Saved data entries:
■ ■ ■

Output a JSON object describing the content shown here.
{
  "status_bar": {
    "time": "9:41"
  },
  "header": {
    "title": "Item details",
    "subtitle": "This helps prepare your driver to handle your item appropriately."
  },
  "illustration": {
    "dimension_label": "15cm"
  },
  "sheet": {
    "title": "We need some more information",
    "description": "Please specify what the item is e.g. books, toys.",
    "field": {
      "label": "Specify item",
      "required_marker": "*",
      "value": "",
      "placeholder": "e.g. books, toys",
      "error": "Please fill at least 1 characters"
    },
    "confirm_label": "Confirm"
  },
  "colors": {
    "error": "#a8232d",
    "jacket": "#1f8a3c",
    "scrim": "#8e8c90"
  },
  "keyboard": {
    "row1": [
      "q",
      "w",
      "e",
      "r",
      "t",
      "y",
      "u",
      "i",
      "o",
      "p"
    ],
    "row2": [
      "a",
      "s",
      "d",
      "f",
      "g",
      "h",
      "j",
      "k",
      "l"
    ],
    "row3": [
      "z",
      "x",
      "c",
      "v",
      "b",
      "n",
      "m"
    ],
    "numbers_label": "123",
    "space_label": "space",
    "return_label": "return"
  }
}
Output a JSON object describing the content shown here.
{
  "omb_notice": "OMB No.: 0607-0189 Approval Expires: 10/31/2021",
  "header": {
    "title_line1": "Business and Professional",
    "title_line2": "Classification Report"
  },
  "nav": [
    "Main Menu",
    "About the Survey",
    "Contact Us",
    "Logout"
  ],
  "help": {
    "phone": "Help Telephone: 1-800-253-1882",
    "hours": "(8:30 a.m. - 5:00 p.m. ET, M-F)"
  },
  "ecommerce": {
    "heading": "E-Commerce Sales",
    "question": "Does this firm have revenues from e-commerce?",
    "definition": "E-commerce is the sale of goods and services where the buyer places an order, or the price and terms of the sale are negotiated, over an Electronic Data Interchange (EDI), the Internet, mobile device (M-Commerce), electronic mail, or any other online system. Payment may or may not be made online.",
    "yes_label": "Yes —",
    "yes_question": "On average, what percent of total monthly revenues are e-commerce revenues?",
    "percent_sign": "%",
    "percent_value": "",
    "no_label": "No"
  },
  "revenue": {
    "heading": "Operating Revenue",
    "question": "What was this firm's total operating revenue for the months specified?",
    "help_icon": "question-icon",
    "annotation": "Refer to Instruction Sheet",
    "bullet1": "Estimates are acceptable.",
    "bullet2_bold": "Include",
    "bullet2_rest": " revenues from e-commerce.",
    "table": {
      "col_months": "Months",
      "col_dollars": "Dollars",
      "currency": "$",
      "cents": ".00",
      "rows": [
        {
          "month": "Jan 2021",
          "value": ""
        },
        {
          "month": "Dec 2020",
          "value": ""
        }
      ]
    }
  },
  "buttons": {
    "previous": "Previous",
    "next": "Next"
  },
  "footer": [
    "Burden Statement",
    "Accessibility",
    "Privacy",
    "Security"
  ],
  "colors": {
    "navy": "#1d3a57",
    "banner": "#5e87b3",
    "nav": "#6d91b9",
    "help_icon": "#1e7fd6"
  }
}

■ ■ ■

WRITTEN EXERCISE:
Each line above must be printed exactly as it appears.

OUTPUT:
Output a JSON object describing the content shown here.
{
  "status_bar": {
    "time": "9:41"
  },
  "header": {
    "title": "Item details",
    "subtitle": "This helps prepare your driver to handle your item appropriately."
  },
  "illustration": {
    "dimension_label": "15cm"
  },
  "sheet": {
    "title": "We need some more information",
    "description": "Please specify what the item is e.g. books, toys.",
    "field": {
      "label": "Specify item",
      "required_marker": "*",
      "value": "",
      "placeholder": "e.g. books, toys",
      "error": "Please fill at least 1 characters"
    },
    "confirm_label": "Confirm"
  },
  "colors": {
    "error": "#a8232d",
    "jacket": "#1f8a3c",
    "scrim": "#8e8c90"
  },
  "keyboard": {
    "row1": [
      "q",
      "w",
      "e",
      "r",
      "t",
      "y",
      "u",
      "i",
      "o",
      "p"
    ],
    "row2": [
      "a",
      "s",
      "d",
      "f",
      "g",
      "h",
      "j",
      "k",
      "l"
    ],
    "row3": [
      "z",
      "x",
      "c",
      "v",
      "b",
      "n",
      "m"
    ],
    "numbers_label": "123",
    "space_label": "space",
    "return_label": "return"
  }
}
Output a JSON object describing the content shown here.
{
  "omb_notice": "OMB No.: 0607-0189 Approval Expires: 10/31/2021",
  "header": {
    "title_line1": "Business and Professional",
    "title_line2": "Classification Report"
  },
  "nav": [
    "Main Menu",
    "About the Survey",
    "Contact Us",
    "Logout"
  ],
  "help": {
    "phone": "Help Telephone: 1-800-253-1882",
    "hours": "(8:30 a.m. - 5:00 p.m. ET, M-F)"
  },
  "ecommerce": {
    "heading": "E-Commerce Sales",
    "question": "Does this firm have revenues from e-commerce?",
    "definition": "E-commerce is the sale of goods and services where the buyer places an order, or the price and terms of the sale are negotiated, over an Electronic Data Interchange (EDI), the Internet, mobile device (M-Commerce), electronic mail, or any other online system. Payment may or may not be made online.",
    "yes_label": "Yes —",
    "yes_question": "On average, what percent of total monthly revenues are e-commerce revenues?",
    "percent_sign": "%",
    "percent_value": "",
    "no_label": "No"
  },
  "revenue": {
    "heading": "Operating Revenue",
    "question": "What was this firm's total operating revenue for the months specified?",
    "help_icon": "question-icon",
    "annotation": "Refer to Instruction Sheet",
    "bullet1": "Estimates are acceptable.",
    "bullet2_bold": "Include",
    "bullet2_rest": " revenues from e-commerce.",
    "table": {
      "col_months": "Months",
      "col_dollars": "Dollars",
      "currency": "$",
      "cents": ".00",
      "rows": [
        {
          "month": "Jan 2021",
          "value": ""
        },
        {
          "month": "Dec 2020",
          "value": ""
        }
      ]
    }
  },
  "buttons": {
    "previous": "Previous",
    "next": "Next"
  },
  "footer": [
    "Burden Statement",
    "Accessibility",
    "Privacy",
    "Security"
  ],
  "colors": {
    "navy": "#1d3a57",
    "banner": "#5e87b3",
    "nav": "#6d91b9",
    "help_icon": "#1e7fd6"
  }
}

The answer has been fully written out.